What to work on
From the entries below, copy out every line with "государственной" in it.

Given data
▬▬▬

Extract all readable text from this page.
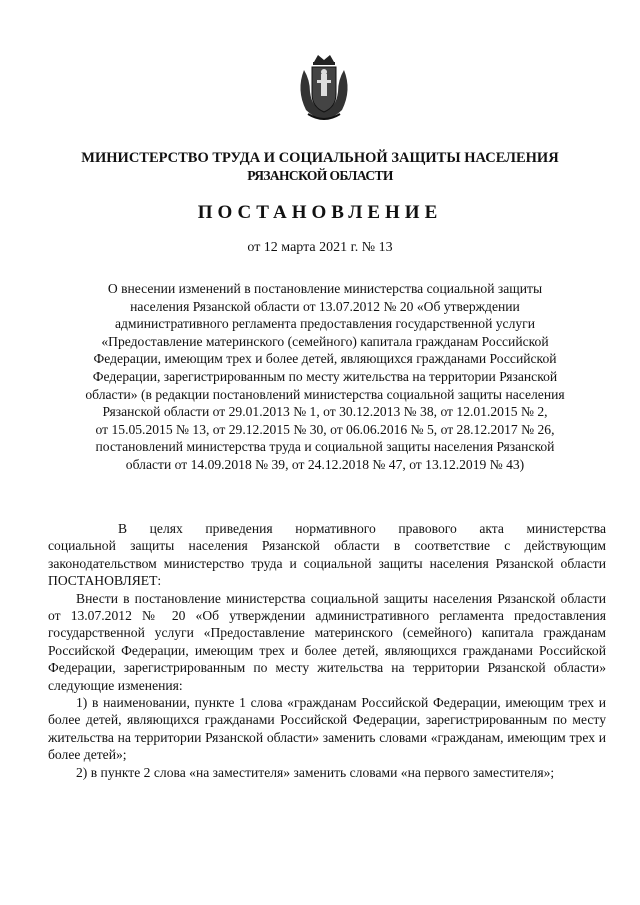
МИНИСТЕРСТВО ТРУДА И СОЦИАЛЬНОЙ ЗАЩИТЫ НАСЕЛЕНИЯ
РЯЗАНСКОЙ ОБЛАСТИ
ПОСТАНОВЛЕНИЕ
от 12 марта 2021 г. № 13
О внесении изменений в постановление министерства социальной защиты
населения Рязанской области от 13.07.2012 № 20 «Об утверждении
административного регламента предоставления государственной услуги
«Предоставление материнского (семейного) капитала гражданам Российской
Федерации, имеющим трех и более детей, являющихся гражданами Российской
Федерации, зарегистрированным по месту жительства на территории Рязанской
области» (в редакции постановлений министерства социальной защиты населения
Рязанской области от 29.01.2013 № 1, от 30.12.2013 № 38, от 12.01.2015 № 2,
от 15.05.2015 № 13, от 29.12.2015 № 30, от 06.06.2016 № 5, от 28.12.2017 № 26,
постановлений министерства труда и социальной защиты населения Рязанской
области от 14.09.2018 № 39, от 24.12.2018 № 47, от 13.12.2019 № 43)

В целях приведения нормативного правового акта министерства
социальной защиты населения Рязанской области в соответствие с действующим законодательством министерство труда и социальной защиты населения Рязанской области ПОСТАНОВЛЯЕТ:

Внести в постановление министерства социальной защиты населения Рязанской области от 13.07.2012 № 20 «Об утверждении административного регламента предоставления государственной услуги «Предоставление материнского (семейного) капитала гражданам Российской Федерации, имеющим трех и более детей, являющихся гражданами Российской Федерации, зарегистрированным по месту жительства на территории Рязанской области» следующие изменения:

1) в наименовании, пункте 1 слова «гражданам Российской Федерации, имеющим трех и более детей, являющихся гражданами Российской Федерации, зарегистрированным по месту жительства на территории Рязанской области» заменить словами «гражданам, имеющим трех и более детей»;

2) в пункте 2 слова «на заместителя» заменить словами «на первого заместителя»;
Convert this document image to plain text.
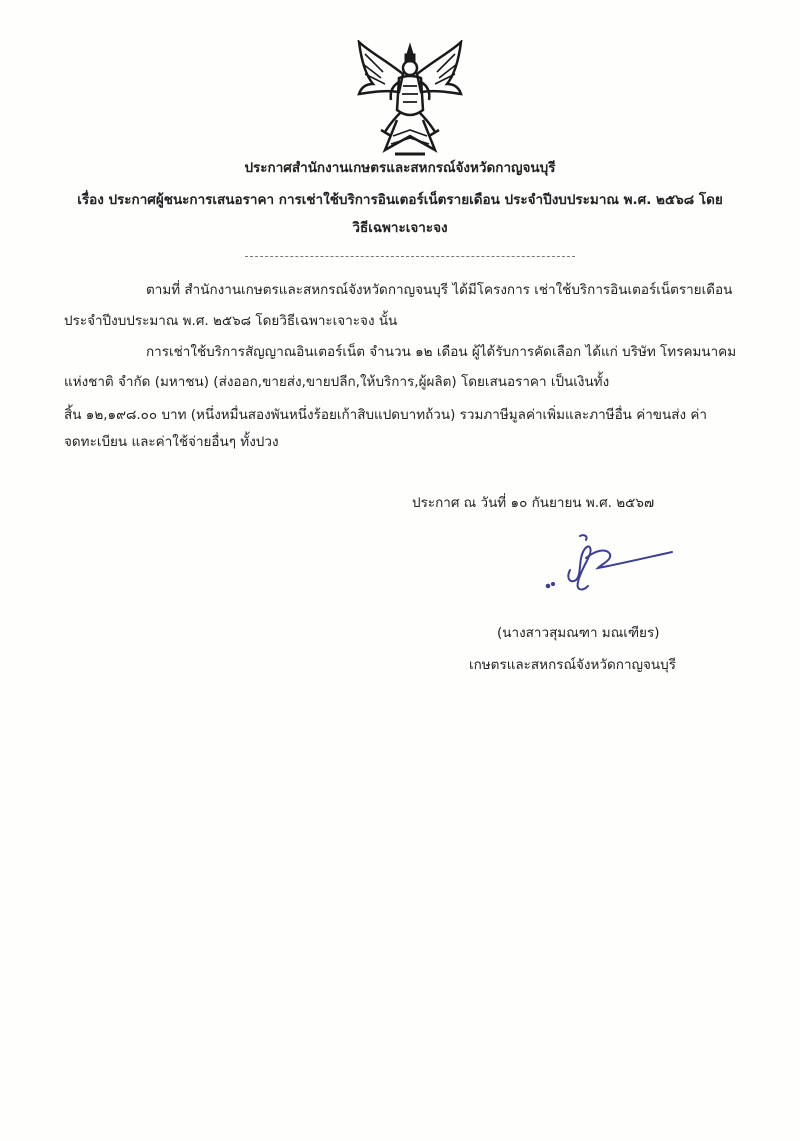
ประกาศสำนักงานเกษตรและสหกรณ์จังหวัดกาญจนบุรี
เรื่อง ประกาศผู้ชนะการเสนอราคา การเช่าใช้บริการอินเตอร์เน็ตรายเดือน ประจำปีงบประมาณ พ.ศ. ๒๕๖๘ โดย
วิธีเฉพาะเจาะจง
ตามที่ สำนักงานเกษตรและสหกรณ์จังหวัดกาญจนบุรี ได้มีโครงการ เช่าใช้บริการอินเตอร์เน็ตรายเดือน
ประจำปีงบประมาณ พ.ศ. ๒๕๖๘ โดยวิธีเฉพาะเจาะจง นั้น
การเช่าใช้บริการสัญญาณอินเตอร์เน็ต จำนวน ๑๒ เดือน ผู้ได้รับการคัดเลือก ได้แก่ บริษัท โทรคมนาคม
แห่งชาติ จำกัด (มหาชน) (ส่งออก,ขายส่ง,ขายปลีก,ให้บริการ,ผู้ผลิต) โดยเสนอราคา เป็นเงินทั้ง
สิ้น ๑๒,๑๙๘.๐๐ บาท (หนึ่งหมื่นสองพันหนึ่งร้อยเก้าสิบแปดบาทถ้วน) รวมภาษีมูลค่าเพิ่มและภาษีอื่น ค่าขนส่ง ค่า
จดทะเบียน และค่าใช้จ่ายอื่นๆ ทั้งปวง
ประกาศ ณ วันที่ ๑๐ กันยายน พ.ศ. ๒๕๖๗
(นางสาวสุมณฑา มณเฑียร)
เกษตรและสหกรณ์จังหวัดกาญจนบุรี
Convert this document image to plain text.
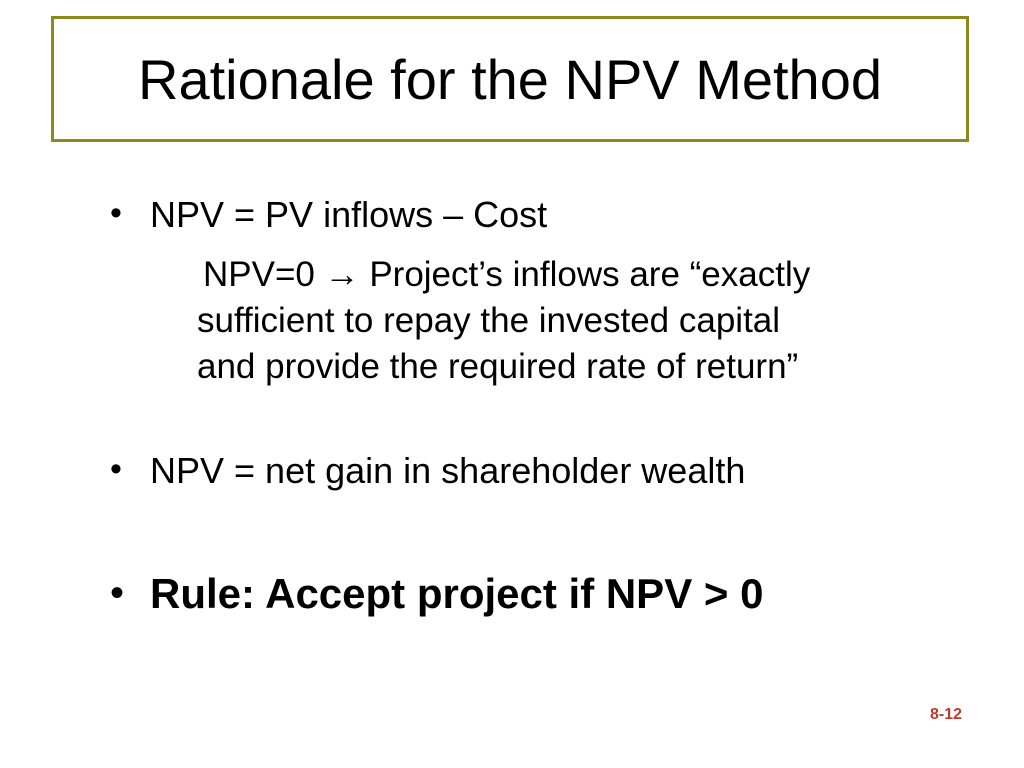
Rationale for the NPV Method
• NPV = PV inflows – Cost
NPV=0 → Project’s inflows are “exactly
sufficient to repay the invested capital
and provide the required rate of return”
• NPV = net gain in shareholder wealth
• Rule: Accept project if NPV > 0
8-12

▬▬▬

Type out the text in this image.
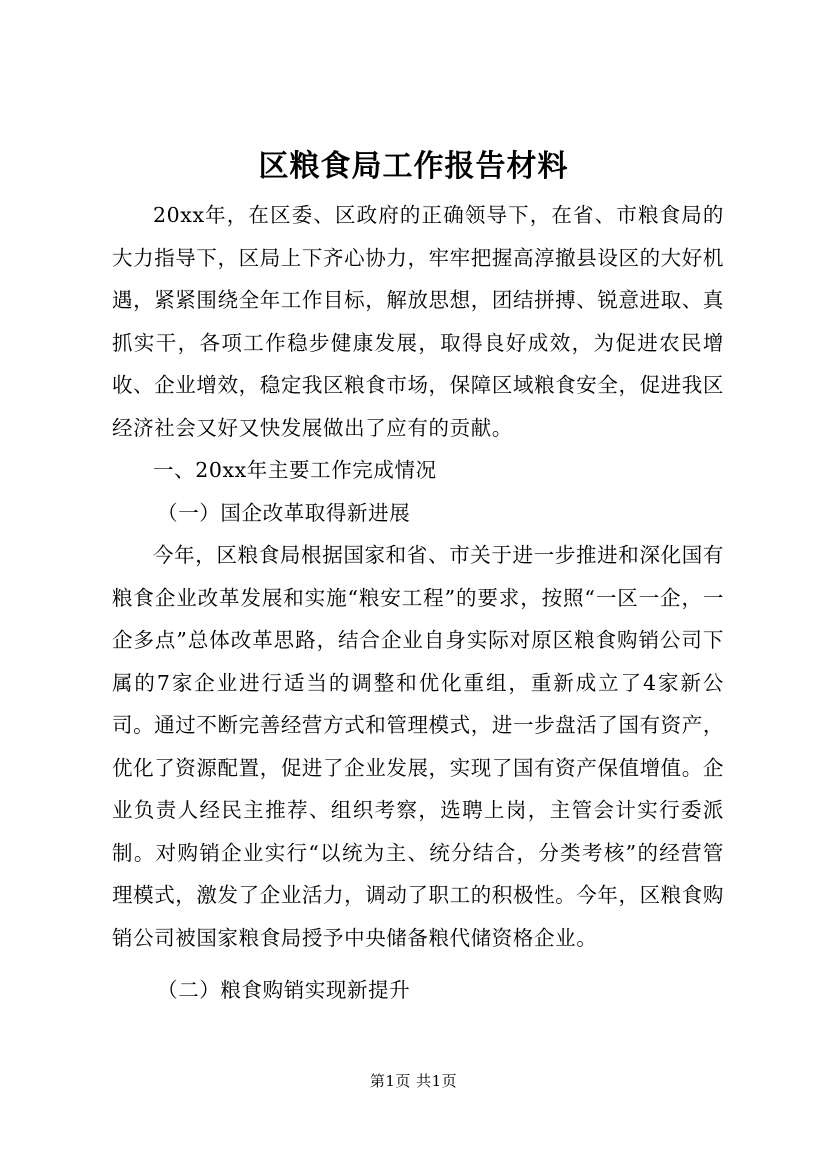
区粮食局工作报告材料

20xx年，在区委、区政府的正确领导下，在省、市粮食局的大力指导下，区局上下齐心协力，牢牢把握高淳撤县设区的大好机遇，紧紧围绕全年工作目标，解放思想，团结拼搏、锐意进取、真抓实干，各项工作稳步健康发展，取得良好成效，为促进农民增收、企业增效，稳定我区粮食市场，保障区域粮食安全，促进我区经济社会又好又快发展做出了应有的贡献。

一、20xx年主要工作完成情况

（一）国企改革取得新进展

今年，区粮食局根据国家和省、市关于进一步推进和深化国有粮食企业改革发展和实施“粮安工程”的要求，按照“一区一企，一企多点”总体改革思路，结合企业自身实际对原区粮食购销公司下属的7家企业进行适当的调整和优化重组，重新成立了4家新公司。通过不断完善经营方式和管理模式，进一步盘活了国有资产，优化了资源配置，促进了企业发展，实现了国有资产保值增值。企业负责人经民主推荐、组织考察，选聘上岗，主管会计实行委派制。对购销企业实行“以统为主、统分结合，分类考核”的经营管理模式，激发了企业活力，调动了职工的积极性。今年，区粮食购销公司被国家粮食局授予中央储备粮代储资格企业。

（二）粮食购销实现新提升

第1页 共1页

▬▬▬

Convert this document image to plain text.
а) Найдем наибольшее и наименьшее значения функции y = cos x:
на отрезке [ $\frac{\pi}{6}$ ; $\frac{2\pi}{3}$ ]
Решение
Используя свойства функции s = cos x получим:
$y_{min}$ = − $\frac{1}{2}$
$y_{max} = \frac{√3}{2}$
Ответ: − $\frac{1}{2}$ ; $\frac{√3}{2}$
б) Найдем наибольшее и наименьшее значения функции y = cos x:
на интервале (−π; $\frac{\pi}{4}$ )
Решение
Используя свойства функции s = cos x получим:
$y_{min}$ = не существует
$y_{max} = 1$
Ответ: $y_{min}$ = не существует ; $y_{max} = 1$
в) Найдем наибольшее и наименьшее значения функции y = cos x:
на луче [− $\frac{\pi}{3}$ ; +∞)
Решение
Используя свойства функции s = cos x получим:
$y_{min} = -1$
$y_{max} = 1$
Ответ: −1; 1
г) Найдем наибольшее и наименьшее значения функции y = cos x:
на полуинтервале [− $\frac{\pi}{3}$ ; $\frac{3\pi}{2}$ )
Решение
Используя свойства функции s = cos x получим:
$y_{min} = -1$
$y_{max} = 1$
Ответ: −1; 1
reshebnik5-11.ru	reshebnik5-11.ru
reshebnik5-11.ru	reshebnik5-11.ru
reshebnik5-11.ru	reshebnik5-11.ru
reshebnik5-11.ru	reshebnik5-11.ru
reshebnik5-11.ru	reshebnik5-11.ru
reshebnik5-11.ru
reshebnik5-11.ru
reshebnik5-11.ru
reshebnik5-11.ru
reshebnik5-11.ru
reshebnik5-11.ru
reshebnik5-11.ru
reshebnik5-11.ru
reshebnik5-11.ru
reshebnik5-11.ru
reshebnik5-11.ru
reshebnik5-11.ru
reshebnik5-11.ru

▬▬▬

Complete answer
административного регламента предоставления государственной услуги
Внести в постановление министерства социальной защиты населения Рязанской области от 13.07.2012 № 20 «Об утверждении административного регламента предоставления государственной услуги «Предоставление материнского (семейного) капитала гражданам Российской Федерации, имеющим трех и более детей, являющихся гражданами Российской Федерации, зарегистрированным по месту жительства на территории Рязанской области» следующие изменения:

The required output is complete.